**AIM:**
Transcribe the records below in full; pictures stay out of the copy.

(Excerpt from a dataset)
++++++++++++++++++++
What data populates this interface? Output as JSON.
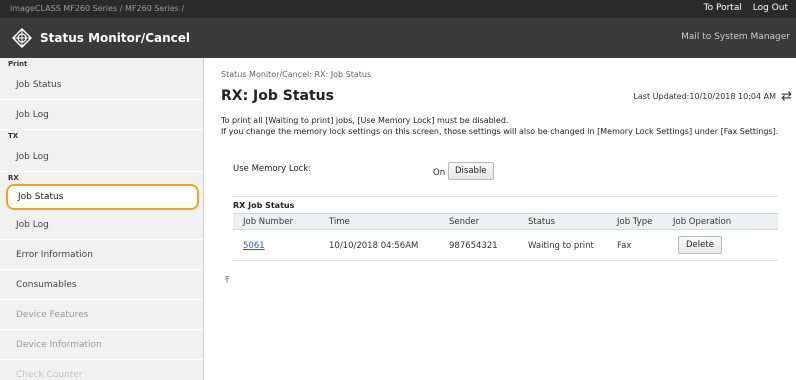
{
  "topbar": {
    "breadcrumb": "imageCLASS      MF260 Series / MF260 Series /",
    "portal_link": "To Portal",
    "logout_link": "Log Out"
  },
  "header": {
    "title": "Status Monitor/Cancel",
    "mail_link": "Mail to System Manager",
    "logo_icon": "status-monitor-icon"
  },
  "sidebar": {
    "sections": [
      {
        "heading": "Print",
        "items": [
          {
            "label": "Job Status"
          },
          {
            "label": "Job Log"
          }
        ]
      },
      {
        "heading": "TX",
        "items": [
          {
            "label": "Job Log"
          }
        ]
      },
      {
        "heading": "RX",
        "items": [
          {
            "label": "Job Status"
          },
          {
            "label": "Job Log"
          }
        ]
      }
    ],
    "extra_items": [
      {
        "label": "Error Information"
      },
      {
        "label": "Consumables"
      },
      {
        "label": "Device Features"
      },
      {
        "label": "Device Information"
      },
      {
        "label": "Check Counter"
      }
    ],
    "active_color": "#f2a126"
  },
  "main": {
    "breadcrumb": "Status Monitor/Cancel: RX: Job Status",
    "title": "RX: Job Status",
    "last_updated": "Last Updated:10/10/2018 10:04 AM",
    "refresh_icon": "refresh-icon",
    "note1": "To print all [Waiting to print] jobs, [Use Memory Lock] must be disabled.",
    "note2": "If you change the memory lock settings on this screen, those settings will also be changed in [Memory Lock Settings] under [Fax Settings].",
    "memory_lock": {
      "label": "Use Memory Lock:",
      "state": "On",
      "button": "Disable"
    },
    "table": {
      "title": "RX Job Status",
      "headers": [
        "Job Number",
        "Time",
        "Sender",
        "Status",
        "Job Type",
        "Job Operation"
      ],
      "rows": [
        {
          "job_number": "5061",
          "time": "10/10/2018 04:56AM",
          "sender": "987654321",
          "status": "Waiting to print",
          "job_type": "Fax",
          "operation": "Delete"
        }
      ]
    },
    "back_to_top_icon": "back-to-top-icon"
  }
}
++++++++++++++++++++
**CORRECT OUTPUT:**
What data populates this interface? Output as JSON.
{
  "topbar": {
    "breadcrumb": "imageCLASS      MF260 Series / MF260 Series /",
    "portal_link": "To Portal",
    "logout_link": "Log Out"
  },
  "header": {
    "title": "Status Monitor/Cancel",
    "mail_link": "Mail to System Manager",
    "logo_icon": "status-monitor-icon"
  },
  "sidebar": {
    "sections": [
      {
        "heading": "Print",
        "items": [
          {
            "label": "Job Status"
          },
          {
            "label": "Job Log"
          }
        ]
      },
      {
        "heading": "TX",
        "items": [
          {
            "label": "Job Log"
          }
        ]
      },
      {
        "heading": "RX",
        "items": [
          {
            "label": "Job Status"
          },
          {
            "label": "Job Log"
          }
        ]
      }
    ],
    "extra_items": [
      {
        "label": "Error Information"
      },
      {
        "label": "Consumables"
      },
      {
        "label": "Device Features"
      },
      {
        "label": "Device Information"
      },
      {
        "label": "Check Counter"
      }
    ],
    "active_color": "#f2a126"
  },
  "main": {
    "breadcrumb": "Status Monitor/Cancel: RX: Job Status",
    "title": "RX: Job Status",
    "last_updated": "Last Updated:10/10/2018 10:04 AM",
    "refresh_icon": "refresh-icon",
    "note1": "To print all [Waiting to print] jobs, [Use Memory Lock] must be disabled.",
    "note2": "If you change the memory lock settings on this screen, those settings will also be changed in [Memory Lock Settings] under [Fax Settings].",
    "memory_lock": {
      "label": "Use Memory Lock:",
      "state": "On",
      "button": "Disable"
    },
    "table": {
      "title": "RX Job Status",
      "headers": [
        "Job Number",
        "Time",
        "Sender",
        "Status",
        "Job Type",
        "Job Operation"
      ],
      "rows": [
        {
          "job_number": "5061",
          "time": "10/10/2018 04:56AM",
          "sender": "987654321",
          "status": "Waiting to print",
          "job_type": "Fax",
          "operation": "Delete"
        }
      ]
    },
    "back_to_top_icon": "back-to-top-icon"
  }
}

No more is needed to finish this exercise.